* INSTRUCTIONS FOR THE TASK:
Copy out each line of the listing that has the word "this" in it.

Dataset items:

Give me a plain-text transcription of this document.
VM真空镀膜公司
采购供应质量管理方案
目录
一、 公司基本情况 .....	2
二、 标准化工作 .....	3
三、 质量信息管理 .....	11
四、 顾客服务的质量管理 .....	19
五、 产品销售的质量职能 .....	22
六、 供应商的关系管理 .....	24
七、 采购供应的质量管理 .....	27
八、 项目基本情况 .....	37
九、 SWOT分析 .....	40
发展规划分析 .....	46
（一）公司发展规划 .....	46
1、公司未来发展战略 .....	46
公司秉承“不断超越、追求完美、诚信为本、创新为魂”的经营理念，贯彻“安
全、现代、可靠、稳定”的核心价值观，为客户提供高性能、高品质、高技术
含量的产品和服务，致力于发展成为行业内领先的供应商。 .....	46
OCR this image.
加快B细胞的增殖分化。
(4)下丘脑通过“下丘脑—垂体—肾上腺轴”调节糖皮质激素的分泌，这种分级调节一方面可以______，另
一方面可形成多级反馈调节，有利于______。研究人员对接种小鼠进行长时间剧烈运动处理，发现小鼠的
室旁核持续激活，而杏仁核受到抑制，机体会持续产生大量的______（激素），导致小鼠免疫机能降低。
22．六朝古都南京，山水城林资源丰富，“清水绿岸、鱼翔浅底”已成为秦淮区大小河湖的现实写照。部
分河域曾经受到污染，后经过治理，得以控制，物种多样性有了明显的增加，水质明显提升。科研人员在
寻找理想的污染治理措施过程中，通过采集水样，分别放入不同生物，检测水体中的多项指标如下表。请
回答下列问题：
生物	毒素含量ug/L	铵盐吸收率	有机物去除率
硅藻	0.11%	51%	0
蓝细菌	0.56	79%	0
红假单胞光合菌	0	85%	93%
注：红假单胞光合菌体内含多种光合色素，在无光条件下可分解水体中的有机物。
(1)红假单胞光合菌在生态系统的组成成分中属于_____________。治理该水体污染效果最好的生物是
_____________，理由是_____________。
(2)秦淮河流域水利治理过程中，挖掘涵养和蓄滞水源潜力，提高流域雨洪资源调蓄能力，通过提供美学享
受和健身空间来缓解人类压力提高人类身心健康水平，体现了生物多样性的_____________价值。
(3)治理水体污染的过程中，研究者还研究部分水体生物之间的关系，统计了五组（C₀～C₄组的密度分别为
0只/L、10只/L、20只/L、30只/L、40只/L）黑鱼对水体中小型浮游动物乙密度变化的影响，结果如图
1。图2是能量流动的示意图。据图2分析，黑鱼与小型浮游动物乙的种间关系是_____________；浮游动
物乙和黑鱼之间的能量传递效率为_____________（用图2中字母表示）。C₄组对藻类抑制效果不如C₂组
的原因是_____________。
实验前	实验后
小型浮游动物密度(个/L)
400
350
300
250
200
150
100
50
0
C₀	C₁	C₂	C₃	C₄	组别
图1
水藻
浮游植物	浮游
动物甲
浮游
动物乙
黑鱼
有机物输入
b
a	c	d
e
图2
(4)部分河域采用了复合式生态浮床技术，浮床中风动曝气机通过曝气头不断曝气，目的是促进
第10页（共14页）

* EXERCISE SOLUTION:
Give me a plain-text transcription of this document.
OCR this image.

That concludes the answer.